____ TEXTE EXTRAIT

Des chercheurs des universités de Lancaster et de Radboud (NL) ont réussi à générer des ondes de spin propagatrices à l’échelle nanométrique et ont découvert une nouvelle voie pour les moduler et les amplifier. Cette découverte, publiée dans la revue Nature, pourrait ouvrir la voie au développement de technologies de l’information quantique sans dissipation d’énergie. Les ondes de spin, ne nécessitant pas de courants électriques, permettent d’éviter les pertes d’énergie associées.
Un besoin croissant pour des dispositifs informatiques efficaces
La popularité croissante de l’intelligence artificielle s’accompagne d’une demande accrue pour des dispositifs informatiques rapides et économes en énergie. Les courants électriques dans les dispositifs conventionnels souffrent de pertes d’énergie et de l’échauffement de l’environnement. Une alternative consiste à stocker et traiter l’information en utilisant les spins des électrons au lieu de leurs charges. Ces spins peuvent être considérés comme les unités élémentaires des aimants.

________
____ LIGNES

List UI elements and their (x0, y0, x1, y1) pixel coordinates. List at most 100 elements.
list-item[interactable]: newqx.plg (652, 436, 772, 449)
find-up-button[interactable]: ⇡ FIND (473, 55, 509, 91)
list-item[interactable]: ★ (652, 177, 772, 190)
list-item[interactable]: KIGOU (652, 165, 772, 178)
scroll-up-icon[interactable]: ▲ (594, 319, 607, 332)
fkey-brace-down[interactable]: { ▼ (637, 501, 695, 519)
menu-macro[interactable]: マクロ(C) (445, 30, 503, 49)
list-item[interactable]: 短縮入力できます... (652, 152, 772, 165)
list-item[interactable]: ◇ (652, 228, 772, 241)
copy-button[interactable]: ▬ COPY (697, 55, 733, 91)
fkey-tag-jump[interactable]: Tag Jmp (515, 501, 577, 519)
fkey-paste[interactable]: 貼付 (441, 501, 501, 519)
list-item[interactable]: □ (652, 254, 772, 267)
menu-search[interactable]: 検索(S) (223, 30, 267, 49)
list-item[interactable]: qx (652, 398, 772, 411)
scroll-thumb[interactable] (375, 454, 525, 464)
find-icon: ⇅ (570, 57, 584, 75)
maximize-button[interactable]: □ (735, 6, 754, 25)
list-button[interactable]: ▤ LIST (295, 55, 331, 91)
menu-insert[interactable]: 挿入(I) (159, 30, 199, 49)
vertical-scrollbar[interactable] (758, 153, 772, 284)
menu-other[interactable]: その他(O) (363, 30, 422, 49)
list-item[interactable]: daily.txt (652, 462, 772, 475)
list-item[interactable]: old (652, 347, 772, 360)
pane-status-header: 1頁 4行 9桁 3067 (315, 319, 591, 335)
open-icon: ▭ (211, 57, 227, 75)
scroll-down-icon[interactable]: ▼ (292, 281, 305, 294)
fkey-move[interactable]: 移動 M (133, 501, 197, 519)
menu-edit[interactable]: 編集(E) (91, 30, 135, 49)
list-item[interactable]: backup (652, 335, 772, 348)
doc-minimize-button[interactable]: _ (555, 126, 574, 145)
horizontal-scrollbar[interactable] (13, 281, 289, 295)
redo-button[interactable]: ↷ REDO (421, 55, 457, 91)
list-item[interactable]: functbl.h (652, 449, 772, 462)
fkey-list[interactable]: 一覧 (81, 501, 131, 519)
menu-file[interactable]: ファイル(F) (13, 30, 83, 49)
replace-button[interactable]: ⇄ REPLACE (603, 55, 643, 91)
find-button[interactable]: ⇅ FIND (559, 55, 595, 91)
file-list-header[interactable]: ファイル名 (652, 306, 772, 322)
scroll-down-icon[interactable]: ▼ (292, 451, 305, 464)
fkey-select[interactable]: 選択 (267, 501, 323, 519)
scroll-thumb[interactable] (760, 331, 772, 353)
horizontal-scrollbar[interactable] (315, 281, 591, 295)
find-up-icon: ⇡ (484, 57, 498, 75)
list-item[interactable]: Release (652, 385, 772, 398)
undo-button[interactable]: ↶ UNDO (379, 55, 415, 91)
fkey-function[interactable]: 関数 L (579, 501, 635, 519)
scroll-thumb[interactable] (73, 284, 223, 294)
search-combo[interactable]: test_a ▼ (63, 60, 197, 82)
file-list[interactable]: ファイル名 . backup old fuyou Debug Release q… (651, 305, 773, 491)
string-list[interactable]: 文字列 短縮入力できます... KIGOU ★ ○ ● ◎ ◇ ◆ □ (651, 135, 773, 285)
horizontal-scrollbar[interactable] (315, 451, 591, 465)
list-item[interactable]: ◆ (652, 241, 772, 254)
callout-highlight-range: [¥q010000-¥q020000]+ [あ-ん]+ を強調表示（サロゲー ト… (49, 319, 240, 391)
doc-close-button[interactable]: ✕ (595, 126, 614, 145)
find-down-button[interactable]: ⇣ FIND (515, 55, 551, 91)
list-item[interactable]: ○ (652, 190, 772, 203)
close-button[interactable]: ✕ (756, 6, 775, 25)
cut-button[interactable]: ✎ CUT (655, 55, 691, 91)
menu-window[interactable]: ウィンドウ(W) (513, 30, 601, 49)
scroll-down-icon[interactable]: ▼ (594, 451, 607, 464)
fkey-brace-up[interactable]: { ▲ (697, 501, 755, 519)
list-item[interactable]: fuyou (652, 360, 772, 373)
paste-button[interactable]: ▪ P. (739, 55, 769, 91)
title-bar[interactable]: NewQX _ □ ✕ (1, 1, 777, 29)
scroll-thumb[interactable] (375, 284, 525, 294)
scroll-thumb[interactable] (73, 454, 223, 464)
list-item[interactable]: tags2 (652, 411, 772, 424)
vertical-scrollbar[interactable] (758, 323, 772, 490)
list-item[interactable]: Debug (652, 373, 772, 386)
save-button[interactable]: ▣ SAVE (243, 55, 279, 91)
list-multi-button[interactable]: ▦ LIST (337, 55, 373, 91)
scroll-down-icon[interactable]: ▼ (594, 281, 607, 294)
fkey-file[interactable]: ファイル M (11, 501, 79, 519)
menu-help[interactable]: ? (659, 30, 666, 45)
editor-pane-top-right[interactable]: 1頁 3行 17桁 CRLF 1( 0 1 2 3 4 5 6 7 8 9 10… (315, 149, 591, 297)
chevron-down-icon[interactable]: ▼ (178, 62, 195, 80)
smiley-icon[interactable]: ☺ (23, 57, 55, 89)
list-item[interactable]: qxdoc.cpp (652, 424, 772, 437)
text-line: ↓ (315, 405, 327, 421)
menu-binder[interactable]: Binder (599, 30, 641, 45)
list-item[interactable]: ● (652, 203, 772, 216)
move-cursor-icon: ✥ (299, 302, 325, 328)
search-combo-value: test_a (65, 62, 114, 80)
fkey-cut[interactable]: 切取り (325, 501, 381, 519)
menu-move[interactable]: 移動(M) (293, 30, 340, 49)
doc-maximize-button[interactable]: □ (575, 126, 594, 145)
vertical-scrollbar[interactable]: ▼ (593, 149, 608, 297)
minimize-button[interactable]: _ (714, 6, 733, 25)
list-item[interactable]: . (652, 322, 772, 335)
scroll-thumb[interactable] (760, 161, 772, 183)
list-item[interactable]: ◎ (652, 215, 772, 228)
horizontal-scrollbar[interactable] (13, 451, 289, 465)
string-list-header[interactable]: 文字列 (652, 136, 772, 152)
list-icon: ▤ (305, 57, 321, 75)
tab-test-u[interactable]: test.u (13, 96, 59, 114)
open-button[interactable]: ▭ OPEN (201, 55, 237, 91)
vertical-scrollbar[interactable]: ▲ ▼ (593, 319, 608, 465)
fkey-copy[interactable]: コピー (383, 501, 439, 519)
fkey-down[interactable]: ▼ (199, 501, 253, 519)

________

= CONSIGNE DONNÉE A =
Selon le texte extrait, dans quelle revue la découverte sur les ondes de spin a-t-elle été publiée ?
= CONSIGNE DONNÉE B =
Recopiez les lignes depuis leur début jusqu'à celle qui contient « 501, 695, 519) », les deux bornes comprises, en renommant « interactable » en « clickable » sans rien modifier d'autre.
Le texte extrait et les lignes proviennent de sources distinctes.

= RÉSULTAT ATTENDU A =
Dans la revue Nature.

= RÉSULTAT ATTENDU B =
List UI elements and their (x0, y0, x1, y1) pixel coordinates. List at most 100 elements.
list-item[clickable]: newqx.plg (652, 436, 772, 449)
find-up-button[clickable]: ⇡ FIND (473, 55, 509, 91)
list-item[clickable]: ★ (652, 177, 772, 190)
list-item[clickable]: KIGOU (652, 165, 772, 178)
scroll-up-icon[clickable]: ▲ (594, 319, 607, 332)
fkey-brace-down[clickable]: { ▼ (637, 501, 695, 519)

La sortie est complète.